>>>>>

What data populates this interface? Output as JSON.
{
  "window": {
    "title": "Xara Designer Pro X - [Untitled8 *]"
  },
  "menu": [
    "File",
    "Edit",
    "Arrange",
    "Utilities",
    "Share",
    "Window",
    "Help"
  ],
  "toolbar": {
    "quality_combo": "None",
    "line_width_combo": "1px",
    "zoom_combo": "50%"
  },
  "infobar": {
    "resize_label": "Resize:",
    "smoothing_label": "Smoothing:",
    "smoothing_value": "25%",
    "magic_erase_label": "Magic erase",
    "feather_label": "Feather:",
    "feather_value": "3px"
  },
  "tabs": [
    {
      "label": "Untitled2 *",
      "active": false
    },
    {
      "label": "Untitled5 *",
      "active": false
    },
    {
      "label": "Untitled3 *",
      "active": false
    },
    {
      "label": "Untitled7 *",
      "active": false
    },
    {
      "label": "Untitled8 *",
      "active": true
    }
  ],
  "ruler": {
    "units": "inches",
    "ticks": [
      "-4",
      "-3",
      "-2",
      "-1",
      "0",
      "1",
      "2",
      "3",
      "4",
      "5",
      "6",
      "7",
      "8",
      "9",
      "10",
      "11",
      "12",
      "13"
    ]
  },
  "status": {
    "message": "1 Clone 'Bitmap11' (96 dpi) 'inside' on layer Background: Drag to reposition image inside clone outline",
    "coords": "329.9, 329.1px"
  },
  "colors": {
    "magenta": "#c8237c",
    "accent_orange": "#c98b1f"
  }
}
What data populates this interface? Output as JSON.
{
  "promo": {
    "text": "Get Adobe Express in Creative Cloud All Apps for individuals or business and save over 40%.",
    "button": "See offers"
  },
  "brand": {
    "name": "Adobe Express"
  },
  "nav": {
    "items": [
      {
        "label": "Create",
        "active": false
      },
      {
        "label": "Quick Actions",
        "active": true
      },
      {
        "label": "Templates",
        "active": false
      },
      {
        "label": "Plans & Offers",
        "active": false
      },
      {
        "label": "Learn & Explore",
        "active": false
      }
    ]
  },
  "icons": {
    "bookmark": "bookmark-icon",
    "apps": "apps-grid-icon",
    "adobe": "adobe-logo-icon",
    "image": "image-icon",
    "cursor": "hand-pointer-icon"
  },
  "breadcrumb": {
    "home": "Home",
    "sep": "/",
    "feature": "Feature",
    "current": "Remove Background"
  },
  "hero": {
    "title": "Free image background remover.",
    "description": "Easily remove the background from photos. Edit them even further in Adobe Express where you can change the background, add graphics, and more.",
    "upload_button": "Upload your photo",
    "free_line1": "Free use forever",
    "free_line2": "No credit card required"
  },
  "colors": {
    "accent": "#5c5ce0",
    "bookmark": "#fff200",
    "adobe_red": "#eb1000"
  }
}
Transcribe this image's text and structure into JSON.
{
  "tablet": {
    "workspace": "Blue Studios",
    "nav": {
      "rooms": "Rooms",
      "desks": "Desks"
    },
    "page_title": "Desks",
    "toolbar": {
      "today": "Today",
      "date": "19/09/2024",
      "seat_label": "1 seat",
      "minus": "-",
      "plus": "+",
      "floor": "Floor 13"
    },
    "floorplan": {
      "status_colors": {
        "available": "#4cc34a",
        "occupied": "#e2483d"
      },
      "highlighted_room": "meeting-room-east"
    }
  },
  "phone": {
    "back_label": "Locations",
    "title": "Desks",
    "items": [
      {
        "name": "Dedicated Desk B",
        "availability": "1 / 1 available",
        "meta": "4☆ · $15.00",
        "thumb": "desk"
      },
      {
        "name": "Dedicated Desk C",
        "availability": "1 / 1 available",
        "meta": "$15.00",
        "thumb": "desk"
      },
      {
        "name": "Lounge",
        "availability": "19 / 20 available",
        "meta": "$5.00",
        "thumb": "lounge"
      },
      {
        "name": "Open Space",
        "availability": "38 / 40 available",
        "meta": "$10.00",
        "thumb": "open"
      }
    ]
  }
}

<<<<<

### Challenge
Locate each line containing the string "bookmark" and show it.

### Written solution
    "bookmark": "bookmark-icon",
    "bookmark": "#fff200",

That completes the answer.